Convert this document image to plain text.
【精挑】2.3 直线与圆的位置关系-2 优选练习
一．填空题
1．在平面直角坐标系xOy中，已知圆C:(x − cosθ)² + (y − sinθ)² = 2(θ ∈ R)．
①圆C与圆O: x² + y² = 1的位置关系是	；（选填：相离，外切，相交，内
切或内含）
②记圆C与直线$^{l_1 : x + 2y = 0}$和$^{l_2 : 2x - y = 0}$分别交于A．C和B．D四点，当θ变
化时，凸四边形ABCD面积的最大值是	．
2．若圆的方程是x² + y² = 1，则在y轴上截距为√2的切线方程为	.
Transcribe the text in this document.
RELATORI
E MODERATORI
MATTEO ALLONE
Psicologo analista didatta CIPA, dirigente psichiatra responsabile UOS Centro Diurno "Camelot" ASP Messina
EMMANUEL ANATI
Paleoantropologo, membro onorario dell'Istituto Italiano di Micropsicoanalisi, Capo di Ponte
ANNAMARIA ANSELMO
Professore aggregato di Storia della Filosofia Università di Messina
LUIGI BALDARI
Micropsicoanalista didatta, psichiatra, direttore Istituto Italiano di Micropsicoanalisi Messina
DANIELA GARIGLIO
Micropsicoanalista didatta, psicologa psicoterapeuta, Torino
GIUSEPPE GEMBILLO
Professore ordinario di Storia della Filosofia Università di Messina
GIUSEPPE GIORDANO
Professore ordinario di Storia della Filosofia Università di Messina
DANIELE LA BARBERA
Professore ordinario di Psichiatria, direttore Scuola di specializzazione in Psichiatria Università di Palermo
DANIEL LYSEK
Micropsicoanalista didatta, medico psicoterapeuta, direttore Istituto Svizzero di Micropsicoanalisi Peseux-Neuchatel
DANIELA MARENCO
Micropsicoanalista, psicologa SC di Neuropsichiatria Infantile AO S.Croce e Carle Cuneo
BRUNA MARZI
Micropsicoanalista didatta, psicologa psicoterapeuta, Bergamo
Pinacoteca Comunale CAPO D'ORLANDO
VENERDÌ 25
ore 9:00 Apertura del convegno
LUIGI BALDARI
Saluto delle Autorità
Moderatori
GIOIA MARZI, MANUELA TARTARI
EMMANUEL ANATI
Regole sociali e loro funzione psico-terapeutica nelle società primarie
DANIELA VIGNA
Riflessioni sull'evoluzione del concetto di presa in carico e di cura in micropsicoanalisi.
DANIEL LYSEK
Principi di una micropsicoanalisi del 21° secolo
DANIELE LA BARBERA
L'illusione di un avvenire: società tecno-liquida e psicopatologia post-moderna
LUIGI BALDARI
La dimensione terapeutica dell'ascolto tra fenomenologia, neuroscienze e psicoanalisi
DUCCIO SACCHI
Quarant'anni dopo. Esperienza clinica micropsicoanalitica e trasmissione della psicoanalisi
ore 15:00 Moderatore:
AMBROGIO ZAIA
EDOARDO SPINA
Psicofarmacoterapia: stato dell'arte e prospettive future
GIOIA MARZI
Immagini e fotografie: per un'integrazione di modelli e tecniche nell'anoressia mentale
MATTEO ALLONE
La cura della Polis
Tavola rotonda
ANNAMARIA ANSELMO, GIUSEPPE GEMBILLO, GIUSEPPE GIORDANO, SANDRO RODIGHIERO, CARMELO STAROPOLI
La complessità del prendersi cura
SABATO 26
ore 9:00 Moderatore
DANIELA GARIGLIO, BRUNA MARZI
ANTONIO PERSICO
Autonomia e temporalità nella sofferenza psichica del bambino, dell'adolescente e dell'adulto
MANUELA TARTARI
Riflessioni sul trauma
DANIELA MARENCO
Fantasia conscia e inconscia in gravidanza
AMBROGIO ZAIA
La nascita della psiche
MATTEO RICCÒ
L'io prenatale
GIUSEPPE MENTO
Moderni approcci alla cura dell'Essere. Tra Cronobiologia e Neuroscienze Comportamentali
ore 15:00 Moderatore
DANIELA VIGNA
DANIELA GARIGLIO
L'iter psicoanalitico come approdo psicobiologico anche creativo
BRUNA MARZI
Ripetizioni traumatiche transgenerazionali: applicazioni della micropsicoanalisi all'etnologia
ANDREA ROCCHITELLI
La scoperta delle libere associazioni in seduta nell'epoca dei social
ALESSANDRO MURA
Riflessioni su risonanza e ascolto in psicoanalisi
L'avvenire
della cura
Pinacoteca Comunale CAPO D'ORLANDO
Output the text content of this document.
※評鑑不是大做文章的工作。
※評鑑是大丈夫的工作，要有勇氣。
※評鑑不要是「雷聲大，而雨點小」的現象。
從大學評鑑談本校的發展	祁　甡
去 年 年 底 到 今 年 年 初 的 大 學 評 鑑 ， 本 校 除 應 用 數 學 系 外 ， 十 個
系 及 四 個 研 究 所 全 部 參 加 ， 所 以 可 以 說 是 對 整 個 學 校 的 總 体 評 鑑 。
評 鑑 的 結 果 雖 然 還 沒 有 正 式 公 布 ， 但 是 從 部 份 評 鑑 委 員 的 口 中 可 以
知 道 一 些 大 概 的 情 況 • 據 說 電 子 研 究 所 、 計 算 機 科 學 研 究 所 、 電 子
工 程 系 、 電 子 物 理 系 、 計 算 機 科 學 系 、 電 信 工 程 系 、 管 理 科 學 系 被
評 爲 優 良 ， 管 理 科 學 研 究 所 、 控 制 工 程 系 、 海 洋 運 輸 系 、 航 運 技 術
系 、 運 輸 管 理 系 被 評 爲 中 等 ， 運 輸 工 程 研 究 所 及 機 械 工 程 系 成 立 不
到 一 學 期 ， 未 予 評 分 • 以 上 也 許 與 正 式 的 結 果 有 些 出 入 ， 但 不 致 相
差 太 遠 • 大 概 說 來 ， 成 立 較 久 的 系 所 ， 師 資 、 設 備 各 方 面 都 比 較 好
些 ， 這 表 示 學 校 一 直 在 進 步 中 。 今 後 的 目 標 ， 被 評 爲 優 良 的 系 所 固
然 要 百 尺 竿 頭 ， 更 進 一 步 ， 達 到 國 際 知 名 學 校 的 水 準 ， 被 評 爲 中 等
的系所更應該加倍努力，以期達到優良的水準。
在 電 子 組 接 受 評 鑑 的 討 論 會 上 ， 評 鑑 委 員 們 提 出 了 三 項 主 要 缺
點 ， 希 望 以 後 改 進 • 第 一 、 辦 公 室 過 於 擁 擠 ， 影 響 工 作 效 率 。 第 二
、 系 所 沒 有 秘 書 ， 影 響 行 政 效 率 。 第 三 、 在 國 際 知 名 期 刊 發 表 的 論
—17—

Task
Count the lines above that contain the word "GIUSEPPE", and give only that number.

Exercise output
4